-- Begin Excerpted data --

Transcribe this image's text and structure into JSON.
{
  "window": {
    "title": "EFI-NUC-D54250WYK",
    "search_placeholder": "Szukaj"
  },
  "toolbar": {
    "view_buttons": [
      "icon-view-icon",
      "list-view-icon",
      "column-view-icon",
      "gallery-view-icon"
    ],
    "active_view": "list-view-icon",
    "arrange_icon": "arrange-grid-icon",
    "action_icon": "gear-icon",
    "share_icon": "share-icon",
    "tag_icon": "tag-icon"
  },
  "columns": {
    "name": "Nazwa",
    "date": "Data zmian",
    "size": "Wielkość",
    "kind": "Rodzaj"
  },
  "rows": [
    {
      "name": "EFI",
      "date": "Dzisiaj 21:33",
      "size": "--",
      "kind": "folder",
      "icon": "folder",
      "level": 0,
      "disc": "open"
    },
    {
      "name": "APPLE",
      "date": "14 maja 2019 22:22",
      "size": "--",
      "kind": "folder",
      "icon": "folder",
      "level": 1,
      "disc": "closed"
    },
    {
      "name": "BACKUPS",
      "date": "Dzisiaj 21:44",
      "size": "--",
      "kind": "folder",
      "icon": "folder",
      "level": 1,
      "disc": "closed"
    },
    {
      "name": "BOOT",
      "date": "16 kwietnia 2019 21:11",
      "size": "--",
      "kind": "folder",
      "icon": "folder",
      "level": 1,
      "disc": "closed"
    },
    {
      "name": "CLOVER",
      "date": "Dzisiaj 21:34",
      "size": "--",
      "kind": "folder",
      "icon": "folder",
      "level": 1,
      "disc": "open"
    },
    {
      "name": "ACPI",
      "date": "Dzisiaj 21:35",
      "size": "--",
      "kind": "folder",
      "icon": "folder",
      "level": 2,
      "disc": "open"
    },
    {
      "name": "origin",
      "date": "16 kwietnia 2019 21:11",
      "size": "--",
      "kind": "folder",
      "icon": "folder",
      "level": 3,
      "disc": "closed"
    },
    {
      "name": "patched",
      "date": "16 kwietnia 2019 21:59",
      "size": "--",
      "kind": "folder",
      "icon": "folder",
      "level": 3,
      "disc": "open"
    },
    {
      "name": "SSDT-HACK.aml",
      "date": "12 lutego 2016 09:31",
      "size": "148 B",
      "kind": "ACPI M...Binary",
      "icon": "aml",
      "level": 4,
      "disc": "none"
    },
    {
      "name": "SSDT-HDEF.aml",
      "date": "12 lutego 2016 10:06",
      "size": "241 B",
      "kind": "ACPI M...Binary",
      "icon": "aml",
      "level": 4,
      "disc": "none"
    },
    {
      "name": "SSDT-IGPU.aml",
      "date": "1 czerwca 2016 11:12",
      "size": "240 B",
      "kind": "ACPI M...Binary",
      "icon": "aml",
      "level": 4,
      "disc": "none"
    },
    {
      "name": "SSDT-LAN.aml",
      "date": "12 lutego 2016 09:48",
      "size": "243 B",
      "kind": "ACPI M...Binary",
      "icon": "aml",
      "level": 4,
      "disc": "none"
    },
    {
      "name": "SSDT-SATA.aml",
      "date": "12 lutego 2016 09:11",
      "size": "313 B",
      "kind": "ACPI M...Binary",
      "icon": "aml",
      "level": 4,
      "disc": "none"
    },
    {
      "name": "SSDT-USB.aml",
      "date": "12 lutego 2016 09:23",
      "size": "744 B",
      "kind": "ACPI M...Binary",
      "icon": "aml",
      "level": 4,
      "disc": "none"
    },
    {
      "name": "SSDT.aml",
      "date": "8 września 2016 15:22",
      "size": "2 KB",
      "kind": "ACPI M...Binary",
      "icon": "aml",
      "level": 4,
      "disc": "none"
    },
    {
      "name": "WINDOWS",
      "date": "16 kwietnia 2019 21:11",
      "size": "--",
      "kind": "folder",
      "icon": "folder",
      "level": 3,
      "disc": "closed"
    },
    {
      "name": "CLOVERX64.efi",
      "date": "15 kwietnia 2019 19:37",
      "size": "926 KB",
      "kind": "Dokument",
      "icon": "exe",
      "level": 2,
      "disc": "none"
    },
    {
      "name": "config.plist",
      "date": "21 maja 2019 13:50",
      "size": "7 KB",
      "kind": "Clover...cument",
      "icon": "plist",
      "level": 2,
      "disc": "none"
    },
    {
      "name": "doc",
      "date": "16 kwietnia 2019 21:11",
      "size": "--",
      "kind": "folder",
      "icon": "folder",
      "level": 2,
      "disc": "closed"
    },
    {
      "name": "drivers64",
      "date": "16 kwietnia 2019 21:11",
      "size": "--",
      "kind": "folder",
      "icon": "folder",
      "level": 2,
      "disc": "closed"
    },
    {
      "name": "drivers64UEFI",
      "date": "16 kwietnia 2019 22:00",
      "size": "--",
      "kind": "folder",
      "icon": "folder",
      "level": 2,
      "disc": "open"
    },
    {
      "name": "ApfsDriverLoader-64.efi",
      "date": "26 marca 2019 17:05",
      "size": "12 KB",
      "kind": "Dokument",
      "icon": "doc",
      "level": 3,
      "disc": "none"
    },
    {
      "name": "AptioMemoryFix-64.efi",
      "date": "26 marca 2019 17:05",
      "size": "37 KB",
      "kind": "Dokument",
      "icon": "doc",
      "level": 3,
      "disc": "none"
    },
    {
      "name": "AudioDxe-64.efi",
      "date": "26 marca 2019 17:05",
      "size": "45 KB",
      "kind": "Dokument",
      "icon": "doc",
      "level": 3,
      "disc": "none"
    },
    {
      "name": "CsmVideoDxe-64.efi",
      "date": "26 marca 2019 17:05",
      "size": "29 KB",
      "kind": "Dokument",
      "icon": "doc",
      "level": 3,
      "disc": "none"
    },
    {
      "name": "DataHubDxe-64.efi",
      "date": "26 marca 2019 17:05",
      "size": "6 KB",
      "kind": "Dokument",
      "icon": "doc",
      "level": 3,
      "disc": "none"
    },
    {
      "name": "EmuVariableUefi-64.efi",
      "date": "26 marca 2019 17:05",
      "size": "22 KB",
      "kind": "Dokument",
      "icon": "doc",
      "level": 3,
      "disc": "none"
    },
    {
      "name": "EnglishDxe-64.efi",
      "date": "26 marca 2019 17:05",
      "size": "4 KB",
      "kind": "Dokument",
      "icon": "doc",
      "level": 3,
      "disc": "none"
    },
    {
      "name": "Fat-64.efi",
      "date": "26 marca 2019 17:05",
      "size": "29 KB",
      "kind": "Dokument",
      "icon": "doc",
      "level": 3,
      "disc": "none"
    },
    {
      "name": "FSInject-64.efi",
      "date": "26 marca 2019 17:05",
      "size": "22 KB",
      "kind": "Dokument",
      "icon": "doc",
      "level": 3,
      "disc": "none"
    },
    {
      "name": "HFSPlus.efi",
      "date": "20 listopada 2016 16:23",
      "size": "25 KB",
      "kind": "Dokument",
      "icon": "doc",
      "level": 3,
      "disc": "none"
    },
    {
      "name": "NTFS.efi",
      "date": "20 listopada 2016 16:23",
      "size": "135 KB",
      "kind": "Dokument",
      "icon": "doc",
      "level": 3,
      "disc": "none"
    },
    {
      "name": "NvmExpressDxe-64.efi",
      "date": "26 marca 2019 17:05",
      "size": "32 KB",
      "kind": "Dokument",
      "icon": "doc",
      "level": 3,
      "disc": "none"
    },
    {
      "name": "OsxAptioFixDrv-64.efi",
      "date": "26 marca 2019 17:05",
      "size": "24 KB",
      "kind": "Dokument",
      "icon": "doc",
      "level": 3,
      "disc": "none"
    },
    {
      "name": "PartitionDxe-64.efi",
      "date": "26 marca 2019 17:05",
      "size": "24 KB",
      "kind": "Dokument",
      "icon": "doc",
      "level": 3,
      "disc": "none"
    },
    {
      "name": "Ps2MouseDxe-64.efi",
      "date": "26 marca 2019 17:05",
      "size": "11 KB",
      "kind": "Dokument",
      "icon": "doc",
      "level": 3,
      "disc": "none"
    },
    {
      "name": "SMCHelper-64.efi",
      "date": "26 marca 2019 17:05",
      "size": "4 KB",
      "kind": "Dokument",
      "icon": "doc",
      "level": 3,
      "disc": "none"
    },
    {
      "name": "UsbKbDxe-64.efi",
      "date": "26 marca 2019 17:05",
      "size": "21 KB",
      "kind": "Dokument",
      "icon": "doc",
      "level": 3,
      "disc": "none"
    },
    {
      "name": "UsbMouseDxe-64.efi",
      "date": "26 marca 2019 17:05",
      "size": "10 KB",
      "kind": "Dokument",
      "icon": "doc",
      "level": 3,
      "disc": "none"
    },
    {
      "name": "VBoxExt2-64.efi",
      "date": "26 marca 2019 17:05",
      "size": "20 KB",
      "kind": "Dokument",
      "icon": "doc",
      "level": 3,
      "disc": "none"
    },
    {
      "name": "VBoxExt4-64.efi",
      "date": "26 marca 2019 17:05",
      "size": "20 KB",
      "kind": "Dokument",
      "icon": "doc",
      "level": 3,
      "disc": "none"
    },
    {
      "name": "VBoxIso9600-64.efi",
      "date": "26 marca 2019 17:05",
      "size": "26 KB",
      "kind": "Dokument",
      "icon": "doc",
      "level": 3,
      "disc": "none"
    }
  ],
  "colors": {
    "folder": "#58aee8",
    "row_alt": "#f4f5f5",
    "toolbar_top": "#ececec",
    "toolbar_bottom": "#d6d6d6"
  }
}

-- End Excerpted data --

## Task objective
Identify the lines above with the word "SSDT". Copy them.

## Solution
      "name": "SSDT-HACK.aml",
      "name": "SSDT-HDEF.aml",
      "name": "SSDT-IGPU.aml",
      "name": "SSDT-LAN.aml",
      "name": "SSDT-SATA.aml",
      "name": "SSDT-USB.aml",
      "name": "SSDT.aml",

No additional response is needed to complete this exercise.